[PROBLEM TO WORK ON]: Your task is to count the lines of the entries below that include the word "Amplitude" and to give only the resulting number.

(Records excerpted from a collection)
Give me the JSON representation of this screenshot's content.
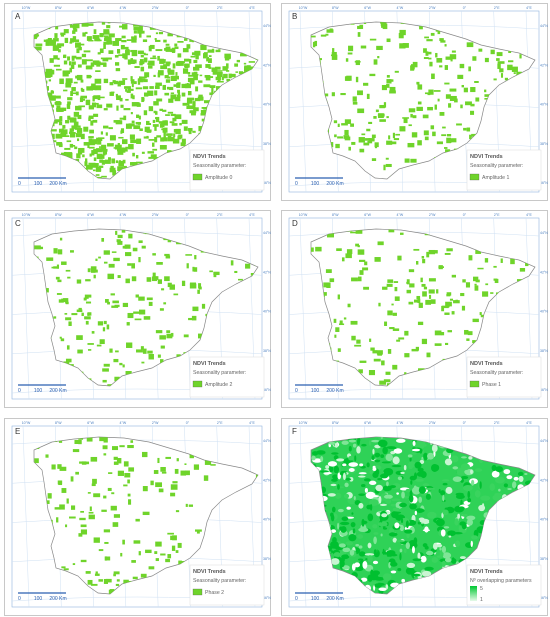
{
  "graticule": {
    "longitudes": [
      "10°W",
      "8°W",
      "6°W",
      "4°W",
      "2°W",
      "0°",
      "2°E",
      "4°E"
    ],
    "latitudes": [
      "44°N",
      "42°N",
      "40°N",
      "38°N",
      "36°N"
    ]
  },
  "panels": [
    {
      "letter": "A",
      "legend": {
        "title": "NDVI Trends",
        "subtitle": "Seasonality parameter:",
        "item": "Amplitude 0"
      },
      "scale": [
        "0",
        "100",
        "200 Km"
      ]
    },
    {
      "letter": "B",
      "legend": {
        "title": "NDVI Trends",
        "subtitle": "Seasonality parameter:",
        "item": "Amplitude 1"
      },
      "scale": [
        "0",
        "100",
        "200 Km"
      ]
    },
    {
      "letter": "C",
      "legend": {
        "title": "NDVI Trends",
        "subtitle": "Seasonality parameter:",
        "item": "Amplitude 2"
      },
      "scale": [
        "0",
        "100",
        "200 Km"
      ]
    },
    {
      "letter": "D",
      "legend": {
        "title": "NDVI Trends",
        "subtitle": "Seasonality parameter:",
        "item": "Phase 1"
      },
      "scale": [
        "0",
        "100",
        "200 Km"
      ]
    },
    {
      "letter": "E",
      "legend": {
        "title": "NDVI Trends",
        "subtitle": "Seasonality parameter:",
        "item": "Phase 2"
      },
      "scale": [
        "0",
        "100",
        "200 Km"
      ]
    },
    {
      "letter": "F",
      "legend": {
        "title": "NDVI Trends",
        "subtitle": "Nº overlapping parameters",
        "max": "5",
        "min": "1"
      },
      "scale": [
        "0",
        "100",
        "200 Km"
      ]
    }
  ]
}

[FINISHED TASK]: 3